*** The records ***

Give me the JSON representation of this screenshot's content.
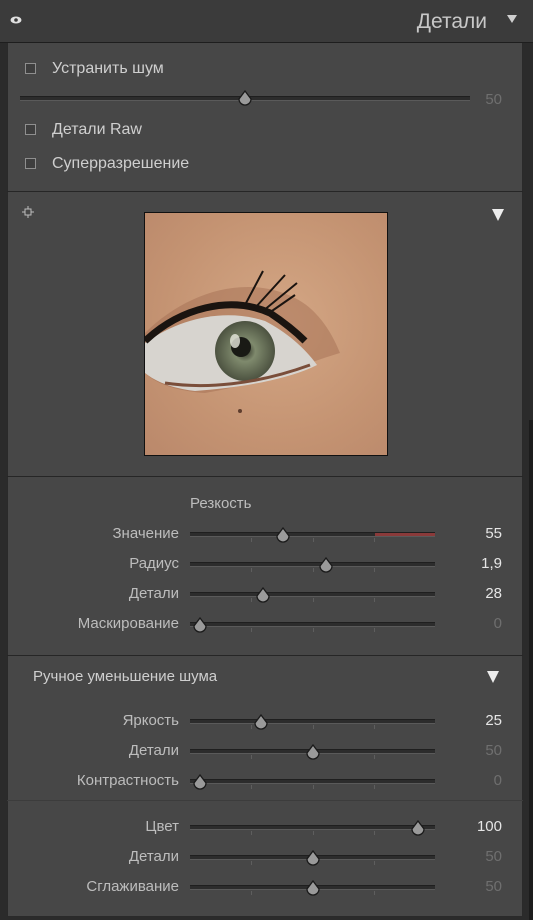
{
  "header": {
    "title": "Детали"
  },
  "noise": {
    "remove_label": "Устранить шум",
    "slider_value": "50",
    "slider_level": 50,
    "raw_details_label": "Детали Raw",
    "super_resolution_label": "Суперразрешение"
  },
  "sharpening": {
    "heading": "Резкость",
    "sliders": [
      {
        "label": "Значение",
        "value": "55",
        "level": 37,
        "active": true
      },
      {
        "label": "Радиус",
        "value": "1,9",
        "level": 56,
        "active": true
      },
      {
        "label": "Детали",
        "value": "28",
        "level": 28,
        "active": true
      },
      {
        "label": "Маскирование",
        "value": "0",
        "level": 0,
        "active": false
      }
    ]
  },
  "manual_noise": {
    "heading": "Ручное уменьшение шума",
    "luminance": [
      {
        "label": "Яркость",
        "value": "25",
        "level": 27,
        "active": true
      },
      {
        "label": "Детали",
        "value": "50",
        "level": 50,
        "active": false
      },
      {
        "label": "Контрастность",
        "value": "0",
        "level": 0,
        "active": false
      }
    ],
    "color": [
      {
        "label": "Цвет",
        "value": "100",
        "level": 97,
        "active": true
      },
      {
        "label": "Детали",
        "value": "50",
        "level": 50,
        "active": false
      },
      {
        "label": "Сглаживание",
        "value": "50",
        "level": 50,
        "active": false
      }
    ]
  },
  "colors": {
    "panel": "#474747",
    "text": "#cfcfcf",
    "accent_red": "#8a3a3a"
  }
}
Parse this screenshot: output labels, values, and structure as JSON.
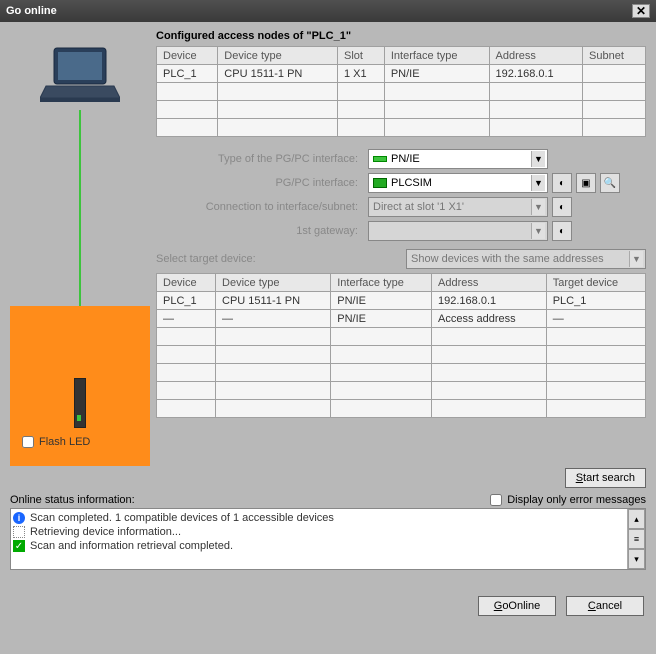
{
  "title": "Go online",
  "config_label": "Configured access nodes of \"PLC_1\"",
  "table1": {
    "headers": [
      "Device",
      "Device type",
      "Slot",
      "Interface type",
      "Address",
      "Subnet"
    ],
    "rows": [
      [
        "PLC_1",
        "CPU 1511-1 PN",
        "1 X1",
        "PN/IE",
        "192.168.0.1",
        ""
      ]
    ]
  },
  "form": {
    "type_lbl": "Type of the PG/PC interface:",
    "type_val": "PN/IE",
    "pgpc_lbl": "PG/PC interface:",
    "pgpc_val": "PLCSIM",
    "conn_lbl": "Connection to interface/subnet:",
    "conn_val": "Direct at slot '1 X1'",
    "gw_lbl": "1st gateway:",
    "gw_val": ""
  },
  "select_target_lbl": "Select target device:",
  "select_target_val": "Show devices with the same addresses",
  "table2": {
    "headers": [
      "Device",
      "Device type",
      "Interface type",
      "Address",
      "Target device"
    ],
    "rows": [
      [
        "PLC_1",
        "CPU 1511-1 PN",
        "PN/IE",
        "192.168.0.1",
        "PLC_1"
      ],
      [
        "—",
        "—",
        "PN/IE",
        "Access address",
        "—"
      ]
    ]
  },
  "flash_led": "Flash LED",
  "start_search": "Start search",
  "status_label": "Online status information:",
  "only_errors": "Display only error messages",
  "messages": {
    "m1": "Scan completed. 1 compatible devices of 1 accessible devices",
    "m2": "Retrieving device information...",
    "m3": "Scan and information retrieval completed."
  },
  "go_online": "GoOnline",
  "cancel": "Cancel"
}
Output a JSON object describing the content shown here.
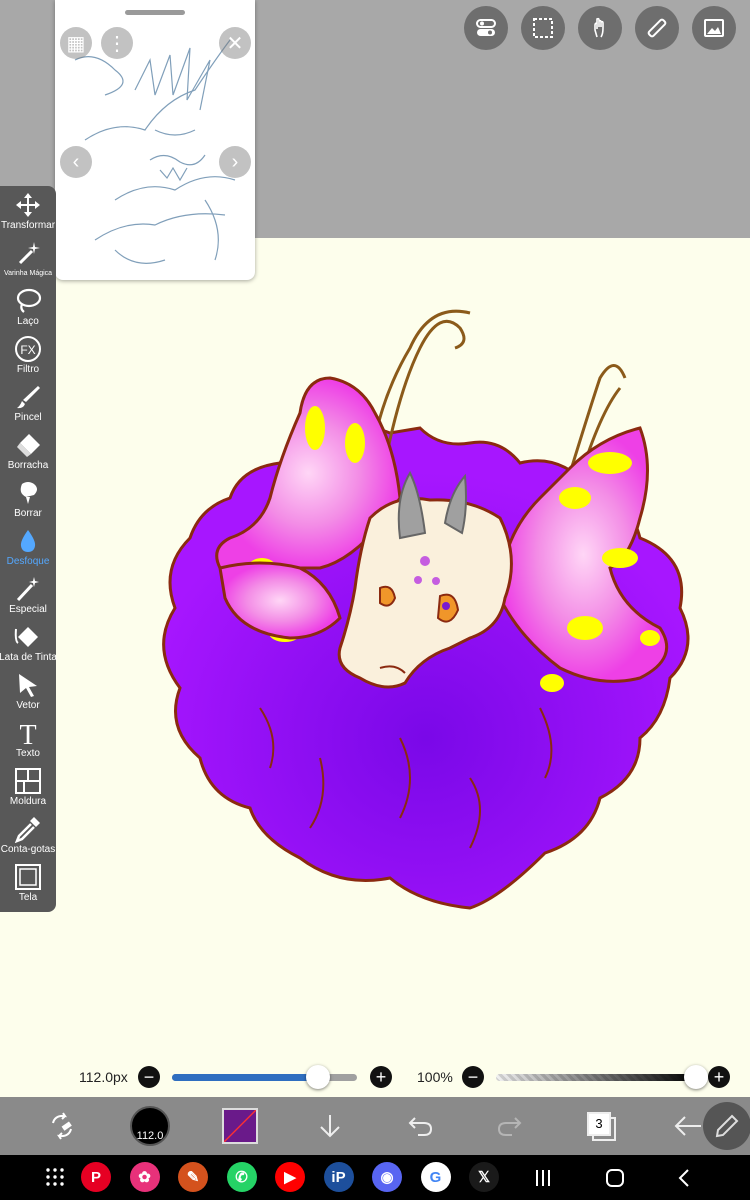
{
  "top_toolbar": {
    "icons": [
      "toggles-icon",
      "selection-icon",
      "hand-touch-icon",
      "ruler-icon",
      "image-icon"
    ]
  },
  "reference_window": {
    "icons": [
      "open-image-icon",
      "more-vertical-icon",
      "close-icon",
      "prev-arrow-icon",
      "next-arrow-icon"
    ]
  },
  "tools": [
    {
      "label": "Transformar",
      "icon": "move-arrows-icon"
    },
    {
      "label": "Varinha Mágica",
      "icon": "magic-wand-icon"
    },
    {
      "label": "Laço",
      "icon": "lasso-icon"
    },
    {
      "label": "Filtro",
      "icon": "fx-icon",
      "glyph": "FX"
    },
    {
      "label": "Pincel",
      "icon": "brush-icon"
    },
    {
      "label": "Borracha",
      "icon": "eraser-icon"
    },
    {
      "label": "Borrar",
      "icon": "smudge-icon"
    },
    {
      "label": "Desfoque",
      "icon": "blur-drop-icon",
      "active": true
    },
    {
      "label": "Especial",
      "icon": "special-brush-icon"
    },
    {
      "label": "Lata de Tinta",
      "icon": "paint-bucket-icon"
    },
    {
      "label": "Vetor",
      "icon": "vector-cursor-icon"
    },
    {
      "label": "Texto",
      "icon": "text-icon",
      "glyph": "T"
    },
    {
      "label": "Moldura",
      "icon": "frame-divider-icon"
    },
    {
      "label": "Conta-gotas",
      "icon": "eyedropper-icon"
    },
    {
      "label": "Tela",
      "icon": "canvas-icon"
    }
  ],
  "brush_size": {
    "text": "112.0px",
    "value_fraction": 0.79,
    "minus": "−",
    "plus": "+"
  },
  "opacity": {
    "text": "100%",
    "value_fraction": 1.0,
    "minus": "−",
    "plus": "+"
  },
  "bottom_bar": {
    "brush_preview_label": "112.0",
    "color_swatch": "#6a1a8a",
    "layers_count": "3",
    "icons": [
      "transform-swap-icon",
      "brush-size-preview",
      "color-swatch",
      "download-arrow-icon",
      "undo-icon",
      "redo-icon",
      "layers-icon",
      "back-arrow-icon",
      "pencil-icon"
    ]
  },
  "nav": {
    "apps": [
      {
        "name": "pinterest-icon",
        "glyph": "P",
        "color": "#e60023"
      },
      {
        "name": "blossom-app-icon",
        "glyph": "✿",
        "color": "#e8317a"
      },
      {
        "name": "sketch-app-icon",
        "glyph": "✎",
        "color": "#d4521d"
      },
      {
        "name": "whatsapp-icon",
        "glyph": "✆",
        "color": "#25d366"
      },
      {
        "name": "youtube-icon",
        "glyph": "▶",
        "color": "#ff0000"
      },
      {
        "name": "ibispaint-icon",
        "glyph": "iP",
        "color": "#1d4f9c"
      },
      {
        "name": "discord-icon",
        "glyph": "◉",
        "color": "#5865f2"
      },
      {
        "name": "google-icon",
        "glyph": "G",
        "color": "#ffffff"
      },
      {
        "name": "x-icon",
        "glyph": "𝕏",
        "color": "#1a1a1a"
      }
    ],
    "system_icons": [
      "recents-icon",
      "home-icon",
      "back-icon"
    ]
  },
  "colors": {
    "purple": "#9a0cff",
    "pink": "#f06be0",
    "yellow": "#ffff00",
    "outline": "#8b2a10",
    "canvas": "#fdfeec",
    "slider_blue": "#2f6ec0"
  }
}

***

__Problem__: Each line above that includes "JSON" should be shown.

__Result for this exercise__:
Give me the JSON representation of this screenshot's content.
Parse this screenshot: output labels, values, and structure as JSON.
Output a JSON object describing the content shown here.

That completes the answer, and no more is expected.